### Required work
Take the material below and write it all out again exactly.
Begin Data rows
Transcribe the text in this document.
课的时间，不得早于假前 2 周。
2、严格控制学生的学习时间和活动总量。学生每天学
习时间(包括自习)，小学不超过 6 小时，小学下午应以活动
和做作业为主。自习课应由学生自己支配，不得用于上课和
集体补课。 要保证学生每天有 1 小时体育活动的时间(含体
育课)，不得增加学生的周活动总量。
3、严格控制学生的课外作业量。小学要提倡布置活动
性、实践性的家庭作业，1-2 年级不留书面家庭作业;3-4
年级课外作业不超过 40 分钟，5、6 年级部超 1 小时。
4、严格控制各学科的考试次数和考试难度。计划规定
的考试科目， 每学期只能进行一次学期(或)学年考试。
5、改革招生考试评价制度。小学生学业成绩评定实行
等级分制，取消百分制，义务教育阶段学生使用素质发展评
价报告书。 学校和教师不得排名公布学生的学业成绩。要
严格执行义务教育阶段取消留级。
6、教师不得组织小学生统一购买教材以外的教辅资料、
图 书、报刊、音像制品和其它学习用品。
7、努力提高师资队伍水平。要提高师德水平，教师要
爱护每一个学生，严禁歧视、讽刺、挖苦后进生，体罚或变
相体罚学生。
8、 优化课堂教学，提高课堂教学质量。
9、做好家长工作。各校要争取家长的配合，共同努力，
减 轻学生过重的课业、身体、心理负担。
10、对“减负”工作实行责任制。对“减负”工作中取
End Data rows
### Solution to this exercise
Transcribe the text in this document.
课的时间，不得早于假前 2 周。
2、严格控制学生的学习时间和活动总量。学生每天学
习时间(包括自习)，小学不超过 6 小时，小学下午应以活动
和做作业为主。自习课应由学生自己支配，不得用于上课和
集体补课。 要保证学生每天有 1 小时体育活动的时间(含体
育课)，不得增加学生的周活动总量。
3、严格控制学生的课外作业量。小学要提倡布置活动
性、实践性的家庭作业，1-2 年级不留书面家庭作业;3-4
年级课外作业不超过 40 分钟，5、6 年级部超 1 小时。
4、严格控制各学科的考试次数和考试难度。计划规定
的考试科目， 每学期只能进行一次学期(或)学年考试。
5、改革招生考试评价制度。小学生学业成绩评定实行
等级分制，取消百分制，义务教育阶段学生使用素质发展评
价报告书。 学校和教师不得排名公布学生的学业成绩。要
严格执行义务教育阶段取消留级。
6、教师不得组织小学生统一购买教材以外的教辅资料、
图 书、报刊、音像制品和其它学习用品。
7、努力提高师资队伍水平。要提高师德水平，教师要
爱护每一个学生，严禁歧视、讽刺、挖苦后进生，体罚或变
相体罚学生。
8、 优化课堂教学，提高课堂教学质量。
9、做好家长工作。各校要争取家长的配合，共同努力，
减 轻学生过重的课业、身体、心理负担。
10、对“减负”工作实行责任制。对“减负”工作中取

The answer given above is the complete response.